**À FAIRE**
Pouvez-vous recopier mot pour mot, dans le dialogue entre Désirée et Napoléon, tout le passage qui va de « Napoléon : Voudriez-vous » jusqu'à « me la demandez. » ?

**EXTRAIT CHOISI**
▼▼▼
Désirée : Mais rien, Sire. Je continue d'y vivre comme par le passé, n'ayant pas l'intention de me rendre à Stockholm.
Napoléon : Allons donc, ne sentez-vous pas l'inconvenance d'une pareille attitude ?
Désirée : Pourquoi considérer que c'est une attitude ? C'est une préférence. J'aime Paris, j'adore y vivre. Est-ce que votre majesté voit des inconvénients ?
Napoléon : Nnnnon. Mais peut-être trouverais-je des avantages si vous étiez là-bas.
Désirée : Est-ce une mise en demeure ?
Napoléon : Voudriez-vous que ce fut une prière ? Comprenez-moi bien, j'ai été séduit par la glorieuse vision d'un maréchal de France devenant roi et une femme à laquelle je m'intéresse devenant reine, et d'un filleul devenant prince. Laissez-moi le soin de régler votre départ. D'ici là je vous invite au dîner de famille que je donne tous les dimanches aux Tuileries. Et puis, qui sait, j'ai peut-être besoin que vous soyez là-bas ? Oui, et si j'avais besoin de vous ?
Désirée : Besoin de moi ?
Napoléon : Pourquoi donc pas ? Donnez-moi votre main.
Désirée : C'est la seconde fois que vous me la demandez.
Napoléon : Oui, mais la première fois, ce n'était que pour un mariage.
▲▲▲
**LIGNES DE DONNÉES**
▼▼▼
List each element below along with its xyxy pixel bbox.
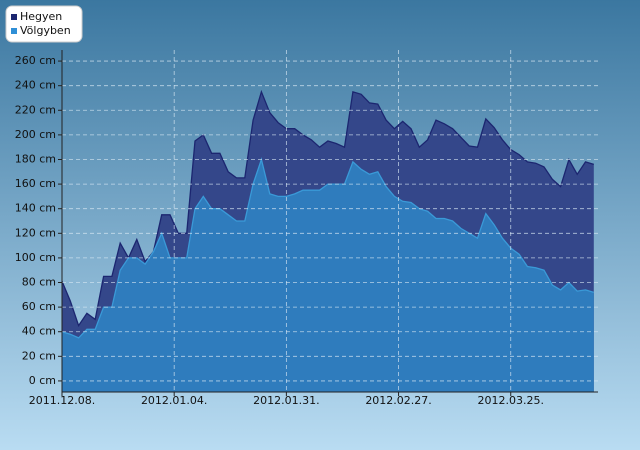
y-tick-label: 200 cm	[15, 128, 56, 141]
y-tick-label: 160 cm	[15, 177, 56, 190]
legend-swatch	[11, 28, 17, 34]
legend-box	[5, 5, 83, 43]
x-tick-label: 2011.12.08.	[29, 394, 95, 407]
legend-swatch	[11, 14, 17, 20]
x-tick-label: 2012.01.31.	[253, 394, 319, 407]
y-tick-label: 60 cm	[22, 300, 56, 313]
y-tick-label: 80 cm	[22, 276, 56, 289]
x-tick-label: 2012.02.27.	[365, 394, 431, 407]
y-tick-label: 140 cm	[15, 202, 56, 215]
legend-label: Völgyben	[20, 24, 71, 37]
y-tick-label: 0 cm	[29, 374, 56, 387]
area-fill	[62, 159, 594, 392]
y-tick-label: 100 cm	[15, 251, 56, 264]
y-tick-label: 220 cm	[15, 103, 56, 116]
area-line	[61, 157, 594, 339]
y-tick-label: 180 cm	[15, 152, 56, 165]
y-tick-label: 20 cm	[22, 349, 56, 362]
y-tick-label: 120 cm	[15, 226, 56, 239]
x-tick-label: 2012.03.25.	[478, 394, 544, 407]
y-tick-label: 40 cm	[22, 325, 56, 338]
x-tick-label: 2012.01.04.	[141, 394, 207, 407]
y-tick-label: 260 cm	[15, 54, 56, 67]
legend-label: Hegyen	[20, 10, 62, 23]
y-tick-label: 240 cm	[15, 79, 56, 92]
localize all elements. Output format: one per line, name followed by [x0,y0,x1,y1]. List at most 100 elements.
▲▲▲
▼▼▼
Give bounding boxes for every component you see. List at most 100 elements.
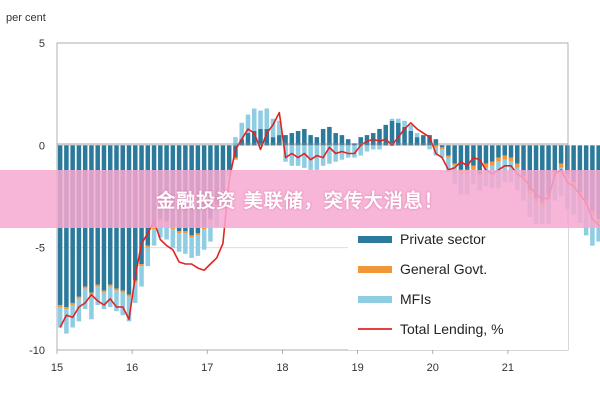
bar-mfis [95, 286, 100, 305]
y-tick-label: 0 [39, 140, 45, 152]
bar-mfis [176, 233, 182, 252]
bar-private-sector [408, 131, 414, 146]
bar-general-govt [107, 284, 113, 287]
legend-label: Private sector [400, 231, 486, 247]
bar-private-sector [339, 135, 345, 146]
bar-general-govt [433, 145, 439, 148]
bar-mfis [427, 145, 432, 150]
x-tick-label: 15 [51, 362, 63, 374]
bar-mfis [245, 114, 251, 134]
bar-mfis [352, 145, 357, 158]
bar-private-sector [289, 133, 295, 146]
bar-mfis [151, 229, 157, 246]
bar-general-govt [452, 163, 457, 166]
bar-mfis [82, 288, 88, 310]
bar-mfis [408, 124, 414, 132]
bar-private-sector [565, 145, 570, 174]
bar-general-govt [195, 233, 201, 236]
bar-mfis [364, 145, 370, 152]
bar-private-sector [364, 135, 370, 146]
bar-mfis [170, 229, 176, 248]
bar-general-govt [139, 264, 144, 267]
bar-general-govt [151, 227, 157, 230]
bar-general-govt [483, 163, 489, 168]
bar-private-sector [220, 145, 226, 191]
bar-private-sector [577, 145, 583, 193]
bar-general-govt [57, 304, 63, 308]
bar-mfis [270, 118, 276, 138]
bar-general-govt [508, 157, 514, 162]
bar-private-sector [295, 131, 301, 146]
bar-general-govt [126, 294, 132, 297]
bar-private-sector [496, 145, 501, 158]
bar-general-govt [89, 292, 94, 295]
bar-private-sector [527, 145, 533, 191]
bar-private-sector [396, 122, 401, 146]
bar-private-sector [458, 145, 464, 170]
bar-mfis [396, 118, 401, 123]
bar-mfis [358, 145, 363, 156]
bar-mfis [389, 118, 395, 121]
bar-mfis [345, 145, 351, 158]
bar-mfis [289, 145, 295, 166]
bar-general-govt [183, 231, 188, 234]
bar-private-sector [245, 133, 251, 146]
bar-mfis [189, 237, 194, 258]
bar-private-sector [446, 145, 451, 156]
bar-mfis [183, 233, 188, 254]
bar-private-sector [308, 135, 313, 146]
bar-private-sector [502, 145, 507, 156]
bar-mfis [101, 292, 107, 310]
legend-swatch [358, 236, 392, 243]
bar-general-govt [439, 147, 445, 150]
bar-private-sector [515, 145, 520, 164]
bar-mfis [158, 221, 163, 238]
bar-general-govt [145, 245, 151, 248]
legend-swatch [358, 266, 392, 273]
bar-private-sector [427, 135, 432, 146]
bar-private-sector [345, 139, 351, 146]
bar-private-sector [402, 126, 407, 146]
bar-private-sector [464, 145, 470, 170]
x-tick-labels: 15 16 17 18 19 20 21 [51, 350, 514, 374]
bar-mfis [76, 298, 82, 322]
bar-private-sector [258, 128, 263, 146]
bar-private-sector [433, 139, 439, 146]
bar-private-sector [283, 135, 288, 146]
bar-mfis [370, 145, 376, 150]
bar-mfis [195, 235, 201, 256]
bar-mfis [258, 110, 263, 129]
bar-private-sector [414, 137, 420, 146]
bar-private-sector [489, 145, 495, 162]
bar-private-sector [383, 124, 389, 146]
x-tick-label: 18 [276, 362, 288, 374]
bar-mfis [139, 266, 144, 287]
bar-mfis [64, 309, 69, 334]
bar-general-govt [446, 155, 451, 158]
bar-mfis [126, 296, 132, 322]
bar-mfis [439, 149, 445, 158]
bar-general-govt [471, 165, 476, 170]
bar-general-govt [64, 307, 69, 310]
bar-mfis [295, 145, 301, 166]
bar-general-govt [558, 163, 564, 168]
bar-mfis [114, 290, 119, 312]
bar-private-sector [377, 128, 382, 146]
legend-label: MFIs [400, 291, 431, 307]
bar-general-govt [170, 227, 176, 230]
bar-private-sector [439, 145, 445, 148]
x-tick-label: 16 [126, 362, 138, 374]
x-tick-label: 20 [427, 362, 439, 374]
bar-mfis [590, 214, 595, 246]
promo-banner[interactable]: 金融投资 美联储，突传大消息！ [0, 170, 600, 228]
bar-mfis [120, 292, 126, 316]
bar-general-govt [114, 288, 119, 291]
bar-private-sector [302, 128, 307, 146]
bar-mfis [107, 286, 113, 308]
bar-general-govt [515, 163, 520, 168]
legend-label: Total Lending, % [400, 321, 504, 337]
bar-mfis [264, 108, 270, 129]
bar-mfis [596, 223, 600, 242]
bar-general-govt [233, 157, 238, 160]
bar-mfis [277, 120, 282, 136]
▲▲▲
**RÉSULTAT**
Napoléon : Voudriez-vous que ce fut une prière ? Comprenez-moi bien, j'ai été séduit par la glorieuse vision d'un maréchal de France devenant roi et une femme à laquelle je m'intéresse devenant reine, et d'un filleul devenant prince. Laissez-moi le soin de régler votre départ. D'ici là je vous invite au dîner de famille que je donne tous les dimanches aux Tuileries. Et puis, qui sait, j'ai peut-être besoin que vous soyez là-bas ? Oui, et si j'avais besoin de vous ?
Désirée : Besoin de moi ?
Napoléon : Pourquoi donc pas ? Donnez-moi votre main.
Désirée : C'est la seconde fois que vous me la demandez.